** START OF Data **

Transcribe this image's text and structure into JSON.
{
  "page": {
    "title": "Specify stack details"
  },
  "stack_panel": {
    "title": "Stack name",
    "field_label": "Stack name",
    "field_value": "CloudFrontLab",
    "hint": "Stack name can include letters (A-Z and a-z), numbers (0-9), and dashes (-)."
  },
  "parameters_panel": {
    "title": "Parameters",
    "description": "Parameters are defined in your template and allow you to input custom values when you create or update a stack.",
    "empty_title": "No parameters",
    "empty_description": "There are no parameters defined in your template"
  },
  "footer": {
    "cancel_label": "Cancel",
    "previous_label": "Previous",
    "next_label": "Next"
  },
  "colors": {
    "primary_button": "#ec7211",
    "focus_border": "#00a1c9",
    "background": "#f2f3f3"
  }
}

** END OF Data **

To do: Quote every line of the data, word for word.

Task response:
Transcribe this image's text and structure into JSON.
{
  "page": {
    "title": "Specify stack details"
  },
  "stack_panel": {
    "title": "Stack name",
    "field_label": "Stack name",
    "field_value": "CloudFrontLab",
    "hint": "Stack name can include letters (A-Z and a-z), numbers (0-9), and dashes (-)."
  },
  "parameters_panel": {
    "title": "Parameters",
    "description": "Parameters are defined in your template and allow you to input custom values when you create or update a stack.",
    "empty_title": "No parameters",
    "empty_description": "There are no parameters defined in your template"
  },
  "footer": {
    "cancel_label": "Cancel",
    "previous_label": "Previous",
    "next_label": "Next"
  },
  "colors": {
    "primary_button": "#ec7211",
    "focus_border": "#00a1c9",
    "background": "#f2f3f3"
  }
}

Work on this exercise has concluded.